··· MATERIAL PROVIDED ···
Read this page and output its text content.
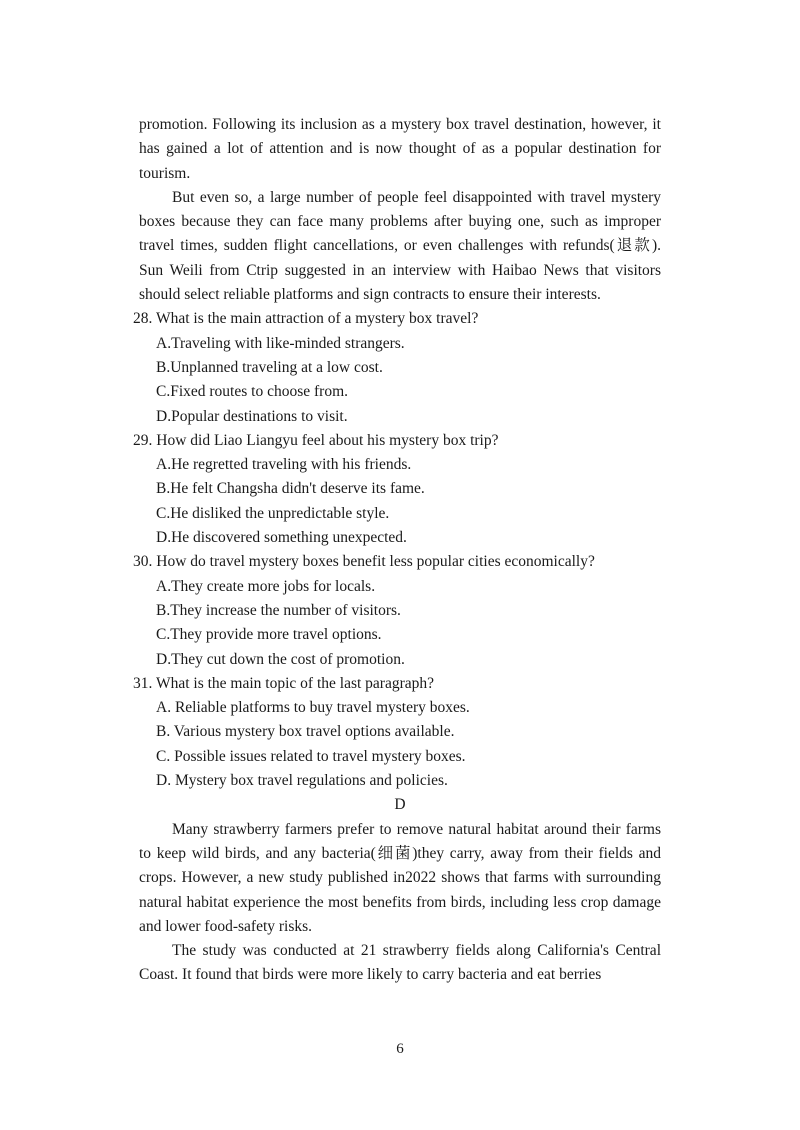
promotion. Following its inclusion as a mystery box travel destination, however, it has gained a lot of attention and is now thought of as a popular destination for tourism.

But even so, a large number of people feel disappointed with travel mystery boxes because they can face many problems after buying one, such as improper travel times, sudden flight cancellations, or even challenges with refunds(退款). Sun Weili from Ctrip suggested in an interview with Haibao News that visitors should select reliable platforms and sign contracts to ensure their interests.

28. What is the main attraction of a mystery box travel?

A.Traveling with like-minded strangers.

B.Unplanned traveling at a low cost.

C.Fixed routes to choose from.

D.Popular destinations to visit.

29. How did Liao Liangyu feel about his mystery box trip?

A.He regretted traveling with his friends.

B.He felt Changsha didn't deserve its fame.

C.He disliked the unpredictable style.

D.He discovered something unexpected.

30. How do travel mystery boxes benefit less popular cities economically?

A.They create more jobs for locals.

B.They increase the number of visitors.

C.They provide more travel options.

D.They cut down the cost of promotion.

31. What is the main topic of the last paragraph?

A. Reliable platforms to buy travel mystery boxes.

B. Various mystery box travel options available.

C. Possible issues related to travel mystery boxes.

D. Mystery box travel regulations and policies.

D

Many strawberry farmers prefer to remove natural habitat around their farms to keep wild birds, and any bacteria(细菌)they carry, away from their fields and crops. However, a new study published in2022 shows that farms with surrounding natural habitat experience the most benefits from birds, including less crop damage and lower food-safety risks.

The study was conducted at 21 strawberry fields along California's Central Coast. It found that birds were more likely to carry bacteria and eat berries

6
···
• [TASK OBJECTIVE]: Retype all the records shown above, character for character. Omit every picture.

• [EXERCISE RESPONSE]:
Read this page and output its text content.
promotion. Following its inclusion as a mystery box travel destination, however, it has gained a lot of attention and is now thought of as a popular destination for tourism.

But even so, a large number of people feel disappointed with travel mystery boxes because they can face many problems after buying one, such as improper travel times, sudden flight cancellations, or even challenges with refunds(退款). Sun Weili from Ctrip suggested in an interview with Haibao News that visitors should select reliable platforms and sign contracts to ensure their interests.

28. What is the main attraction of a mystery box travel?

A.Traveling with like-minded strangers.

B.Unplanned traveling at a low cost.

C.Fixed routes to choose from.

D.Popular destinations to visit.

29. How did Liao Liangyu feel about his mystery box trip?

A.He regretted traveling with his friends.

B.He felt Changsha didn't deserve its fame.

C.He disliked the unpredictable style.

D.He discovered something unexpected.

30. How do travel mystery boxes benefit less popular cities economically?

A.They create more jobs for locals.

B.They increase the number of visitors.

C.They provide more travel options.

D.They cut down the cost of promotion.

31. What is the main topic of the last paragraph?

A. Reliable platforms to buy travel mystery boxes.

B. Various mystery box travel options available.

C. Possible issues related to travel mystery boxes.

D. Mystery box travel regulations and policies.

D

Many strawberry farmers prefer to remove natural habitat around their farms to keep wild birds, and any bacteria(细菌)they carry, away from their fields and crops. However, a new study published in2022 shows that farms with surrounding natural habitat experience the most benefits from birds, including less crop damage and lower food-safety risks.

The study was conducted at 21 strawberry fields along California's Central Coast. It found that birds were more likely to carry bacteria and eat berries

6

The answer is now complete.